Extracted data entries
# # # # # # #
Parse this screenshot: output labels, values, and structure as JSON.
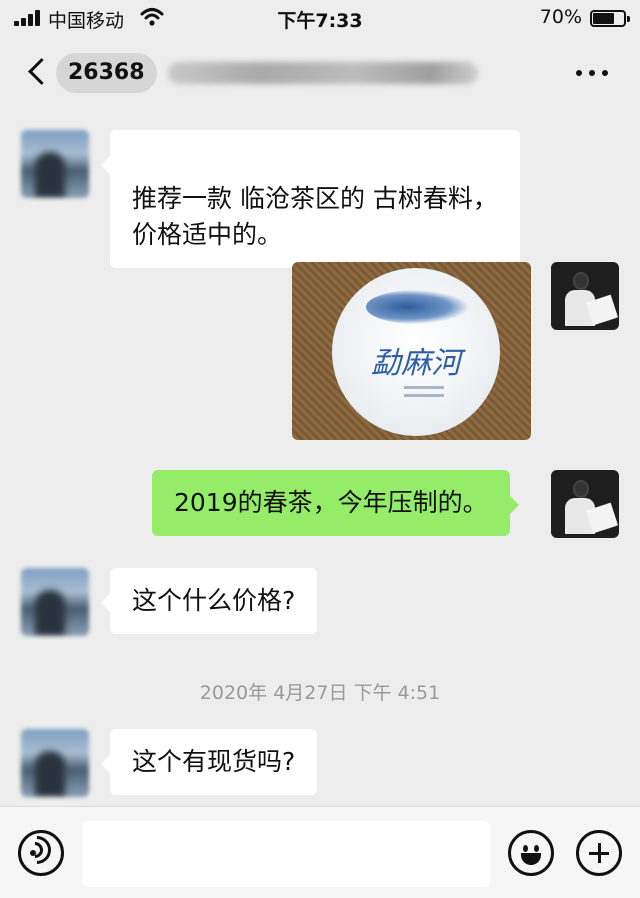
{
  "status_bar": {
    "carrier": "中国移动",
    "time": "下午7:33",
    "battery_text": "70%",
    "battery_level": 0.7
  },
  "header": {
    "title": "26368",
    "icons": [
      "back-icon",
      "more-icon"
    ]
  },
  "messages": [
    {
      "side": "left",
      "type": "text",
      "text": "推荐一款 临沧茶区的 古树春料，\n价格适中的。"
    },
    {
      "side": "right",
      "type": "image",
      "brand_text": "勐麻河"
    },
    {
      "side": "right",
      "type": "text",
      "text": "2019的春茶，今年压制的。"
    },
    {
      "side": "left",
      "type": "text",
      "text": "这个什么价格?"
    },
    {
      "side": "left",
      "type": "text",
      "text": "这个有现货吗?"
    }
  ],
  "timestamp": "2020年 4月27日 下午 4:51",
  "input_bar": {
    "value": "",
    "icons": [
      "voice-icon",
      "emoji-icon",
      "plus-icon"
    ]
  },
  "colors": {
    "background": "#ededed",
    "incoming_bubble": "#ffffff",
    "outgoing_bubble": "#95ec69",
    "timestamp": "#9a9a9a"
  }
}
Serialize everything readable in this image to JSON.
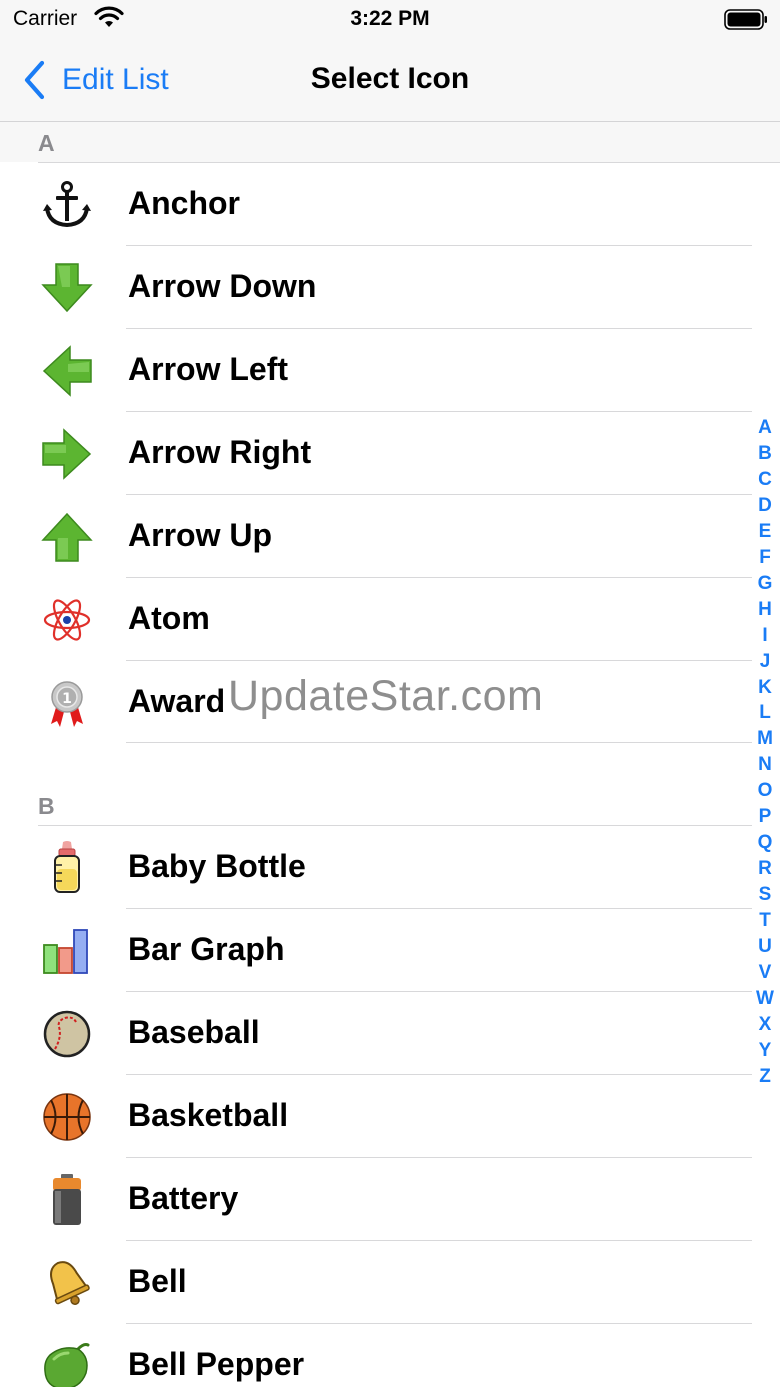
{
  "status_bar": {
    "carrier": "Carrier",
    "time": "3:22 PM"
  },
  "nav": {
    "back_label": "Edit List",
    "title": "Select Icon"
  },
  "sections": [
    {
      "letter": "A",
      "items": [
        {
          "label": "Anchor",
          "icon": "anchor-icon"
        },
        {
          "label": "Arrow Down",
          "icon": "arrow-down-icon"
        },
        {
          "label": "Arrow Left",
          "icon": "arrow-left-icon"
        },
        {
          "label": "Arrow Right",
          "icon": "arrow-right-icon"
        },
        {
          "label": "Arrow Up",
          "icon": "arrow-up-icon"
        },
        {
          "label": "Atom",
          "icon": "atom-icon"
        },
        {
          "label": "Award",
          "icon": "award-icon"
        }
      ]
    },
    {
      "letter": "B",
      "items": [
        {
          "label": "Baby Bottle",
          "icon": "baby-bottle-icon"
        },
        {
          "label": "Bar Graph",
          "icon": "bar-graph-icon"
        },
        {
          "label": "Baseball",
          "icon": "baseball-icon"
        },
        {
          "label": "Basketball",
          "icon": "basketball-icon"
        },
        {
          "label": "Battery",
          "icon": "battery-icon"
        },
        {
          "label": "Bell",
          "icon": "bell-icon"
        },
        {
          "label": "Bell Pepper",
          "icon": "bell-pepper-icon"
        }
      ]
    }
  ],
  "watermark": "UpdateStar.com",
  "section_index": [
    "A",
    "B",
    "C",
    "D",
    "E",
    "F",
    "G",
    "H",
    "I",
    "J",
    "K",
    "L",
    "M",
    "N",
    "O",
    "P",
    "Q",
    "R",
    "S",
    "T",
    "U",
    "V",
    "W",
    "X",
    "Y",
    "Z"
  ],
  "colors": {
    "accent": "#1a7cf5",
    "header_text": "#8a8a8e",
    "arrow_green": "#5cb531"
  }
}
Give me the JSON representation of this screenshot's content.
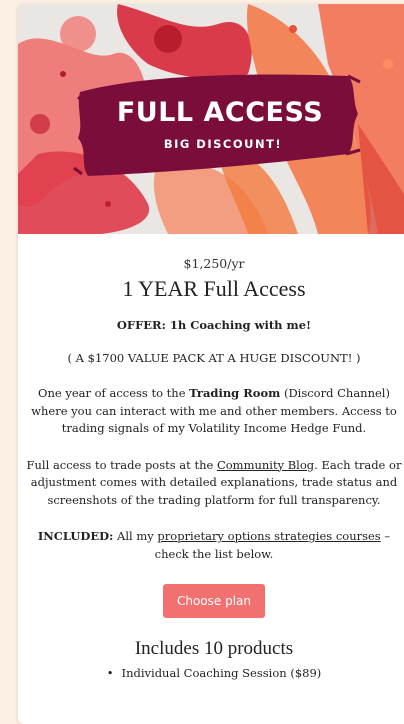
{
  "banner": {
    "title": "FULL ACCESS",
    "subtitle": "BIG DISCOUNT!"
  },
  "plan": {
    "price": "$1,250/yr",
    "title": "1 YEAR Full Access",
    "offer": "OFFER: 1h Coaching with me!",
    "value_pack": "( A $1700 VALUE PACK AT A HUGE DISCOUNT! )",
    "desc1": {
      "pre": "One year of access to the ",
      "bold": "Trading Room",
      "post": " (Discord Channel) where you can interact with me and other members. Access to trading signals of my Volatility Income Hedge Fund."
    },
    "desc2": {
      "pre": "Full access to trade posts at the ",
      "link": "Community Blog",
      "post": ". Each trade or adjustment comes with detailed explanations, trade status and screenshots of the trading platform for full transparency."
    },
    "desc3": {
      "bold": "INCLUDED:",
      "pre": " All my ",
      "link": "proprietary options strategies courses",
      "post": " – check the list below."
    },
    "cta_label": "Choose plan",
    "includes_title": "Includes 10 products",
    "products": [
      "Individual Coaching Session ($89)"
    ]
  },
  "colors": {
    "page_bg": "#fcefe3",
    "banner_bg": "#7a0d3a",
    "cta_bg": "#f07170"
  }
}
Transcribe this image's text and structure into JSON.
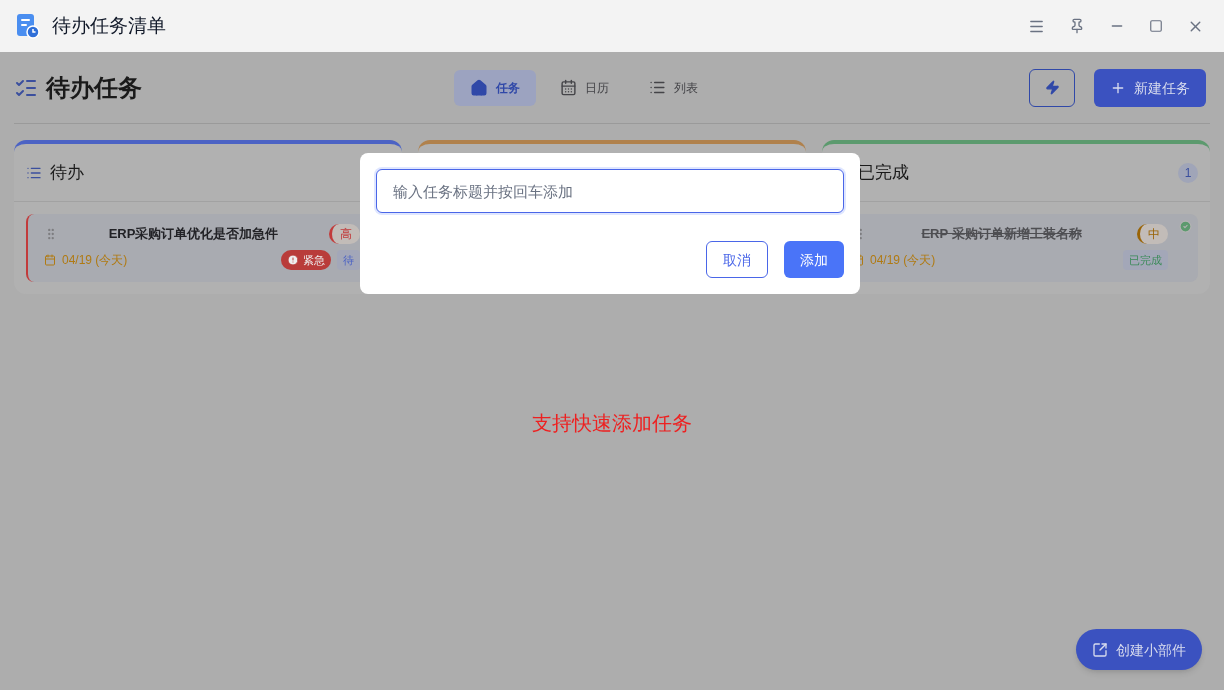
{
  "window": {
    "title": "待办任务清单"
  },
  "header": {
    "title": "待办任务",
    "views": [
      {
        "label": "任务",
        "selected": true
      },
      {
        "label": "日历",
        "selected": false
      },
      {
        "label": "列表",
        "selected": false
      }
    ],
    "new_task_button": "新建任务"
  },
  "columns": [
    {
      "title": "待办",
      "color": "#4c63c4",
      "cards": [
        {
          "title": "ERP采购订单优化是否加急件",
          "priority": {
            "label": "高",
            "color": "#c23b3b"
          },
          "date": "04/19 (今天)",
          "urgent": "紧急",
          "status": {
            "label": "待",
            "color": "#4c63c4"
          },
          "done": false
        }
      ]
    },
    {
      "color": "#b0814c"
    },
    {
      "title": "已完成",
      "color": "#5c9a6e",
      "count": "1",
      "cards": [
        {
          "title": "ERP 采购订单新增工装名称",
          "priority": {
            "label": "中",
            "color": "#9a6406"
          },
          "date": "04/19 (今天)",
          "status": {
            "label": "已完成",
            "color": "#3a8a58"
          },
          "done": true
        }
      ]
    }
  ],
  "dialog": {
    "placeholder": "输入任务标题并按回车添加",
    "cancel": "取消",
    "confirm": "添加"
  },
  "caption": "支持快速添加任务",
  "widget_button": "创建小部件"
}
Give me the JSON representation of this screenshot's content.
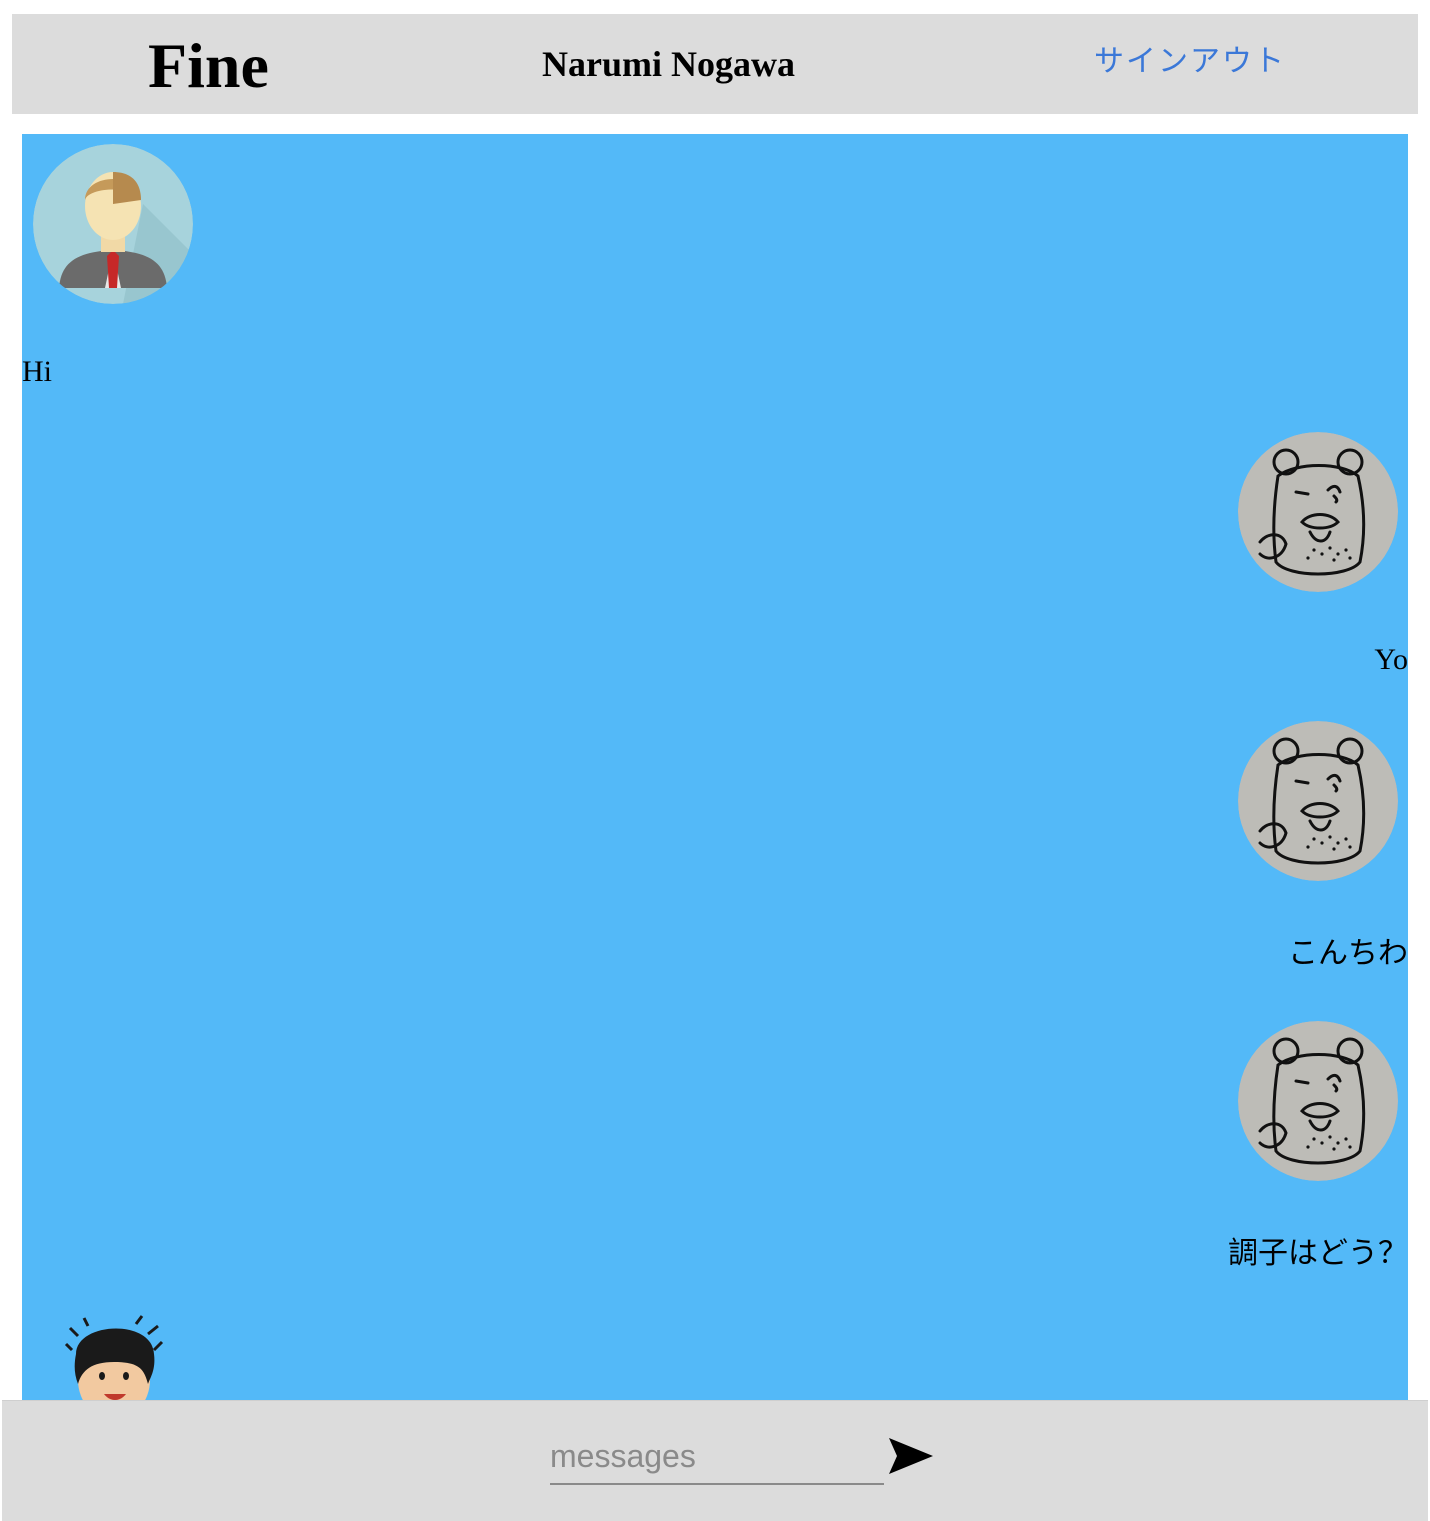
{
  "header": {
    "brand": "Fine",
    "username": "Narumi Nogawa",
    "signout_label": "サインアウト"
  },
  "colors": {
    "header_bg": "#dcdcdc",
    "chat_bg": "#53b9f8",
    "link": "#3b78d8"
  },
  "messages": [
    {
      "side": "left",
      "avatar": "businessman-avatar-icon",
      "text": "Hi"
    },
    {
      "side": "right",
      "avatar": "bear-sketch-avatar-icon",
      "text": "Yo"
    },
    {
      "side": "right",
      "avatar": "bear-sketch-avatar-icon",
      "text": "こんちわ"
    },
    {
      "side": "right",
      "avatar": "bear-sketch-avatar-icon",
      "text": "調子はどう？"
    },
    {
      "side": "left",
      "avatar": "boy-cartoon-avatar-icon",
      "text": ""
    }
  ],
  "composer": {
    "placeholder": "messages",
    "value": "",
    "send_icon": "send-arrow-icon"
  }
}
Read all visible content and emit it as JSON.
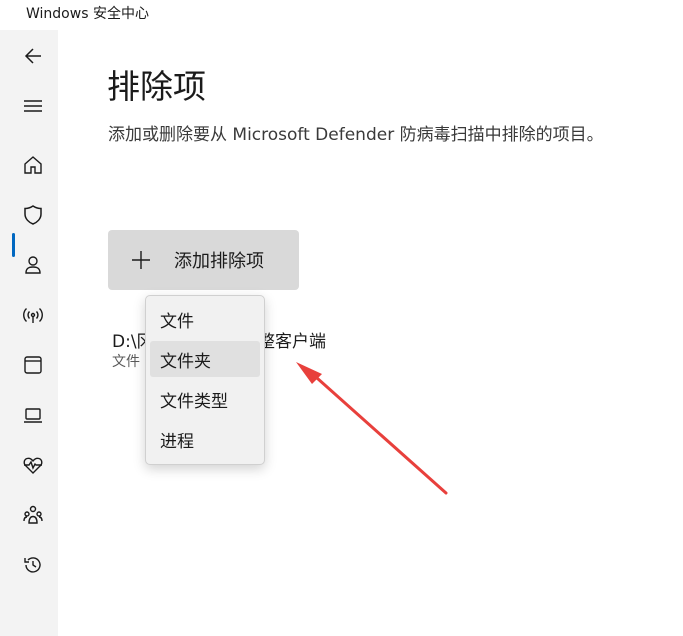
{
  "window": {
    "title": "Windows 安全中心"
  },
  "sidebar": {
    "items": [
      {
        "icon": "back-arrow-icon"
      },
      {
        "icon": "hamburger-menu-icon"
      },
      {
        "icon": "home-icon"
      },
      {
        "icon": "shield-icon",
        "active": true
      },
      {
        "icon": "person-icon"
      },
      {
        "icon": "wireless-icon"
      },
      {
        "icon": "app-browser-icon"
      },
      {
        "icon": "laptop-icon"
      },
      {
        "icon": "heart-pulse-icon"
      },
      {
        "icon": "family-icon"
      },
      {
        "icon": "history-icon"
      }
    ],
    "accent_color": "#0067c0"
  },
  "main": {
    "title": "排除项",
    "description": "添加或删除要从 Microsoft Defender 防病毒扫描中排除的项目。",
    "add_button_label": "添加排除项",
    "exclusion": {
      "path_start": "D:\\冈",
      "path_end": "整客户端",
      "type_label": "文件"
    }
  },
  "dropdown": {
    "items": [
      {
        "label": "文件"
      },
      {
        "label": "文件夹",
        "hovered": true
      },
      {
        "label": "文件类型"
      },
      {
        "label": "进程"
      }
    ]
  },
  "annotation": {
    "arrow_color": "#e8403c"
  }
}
# # # # # # #
Find the word "DISCOUNT" in the data and show each line that holds it.

    "subtitle": "BIG DISCOUNT!"
    "value_pack": "( A $1700 VALUE PACK AT A HUGE DISCOUNT! )",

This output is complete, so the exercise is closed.